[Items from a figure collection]
---*---
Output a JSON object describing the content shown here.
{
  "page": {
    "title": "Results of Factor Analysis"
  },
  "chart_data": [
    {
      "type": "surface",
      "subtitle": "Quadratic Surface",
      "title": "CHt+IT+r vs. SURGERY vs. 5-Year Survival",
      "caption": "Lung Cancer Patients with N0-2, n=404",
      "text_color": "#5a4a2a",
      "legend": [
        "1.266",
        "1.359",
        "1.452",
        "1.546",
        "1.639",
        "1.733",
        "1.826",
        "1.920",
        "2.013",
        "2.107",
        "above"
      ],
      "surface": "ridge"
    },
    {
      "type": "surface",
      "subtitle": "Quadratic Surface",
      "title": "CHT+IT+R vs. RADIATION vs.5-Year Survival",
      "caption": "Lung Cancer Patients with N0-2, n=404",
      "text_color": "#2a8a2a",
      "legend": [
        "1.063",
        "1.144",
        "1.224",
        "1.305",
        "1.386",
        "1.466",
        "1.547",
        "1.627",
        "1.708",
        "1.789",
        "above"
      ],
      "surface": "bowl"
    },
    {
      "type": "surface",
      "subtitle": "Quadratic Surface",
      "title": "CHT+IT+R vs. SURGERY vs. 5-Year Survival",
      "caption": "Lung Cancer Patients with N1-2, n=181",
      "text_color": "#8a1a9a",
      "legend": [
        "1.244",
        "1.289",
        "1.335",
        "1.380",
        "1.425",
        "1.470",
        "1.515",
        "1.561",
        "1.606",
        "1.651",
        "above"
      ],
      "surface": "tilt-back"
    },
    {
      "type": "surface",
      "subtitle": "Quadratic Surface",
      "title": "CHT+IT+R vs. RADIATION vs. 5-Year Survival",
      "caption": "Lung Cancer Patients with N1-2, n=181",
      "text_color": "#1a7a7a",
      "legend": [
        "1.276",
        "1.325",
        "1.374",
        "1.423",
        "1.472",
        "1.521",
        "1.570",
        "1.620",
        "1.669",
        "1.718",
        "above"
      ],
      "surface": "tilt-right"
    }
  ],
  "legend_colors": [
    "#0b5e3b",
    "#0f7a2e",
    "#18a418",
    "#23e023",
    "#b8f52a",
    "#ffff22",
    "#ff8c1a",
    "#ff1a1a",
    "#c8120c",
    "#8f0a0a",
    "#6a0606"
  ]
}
---*---
WHAT YOU NEED TO DO: Find every line in the records that contains the word "SURGERY"; copy those lines.

REPLY:
      "title": "CHt+IT+r vs. SURGERY vs. 5-Year Survival",
      "title": "CHT+IT+R vs. SURGERY vs. 5-Year Survival",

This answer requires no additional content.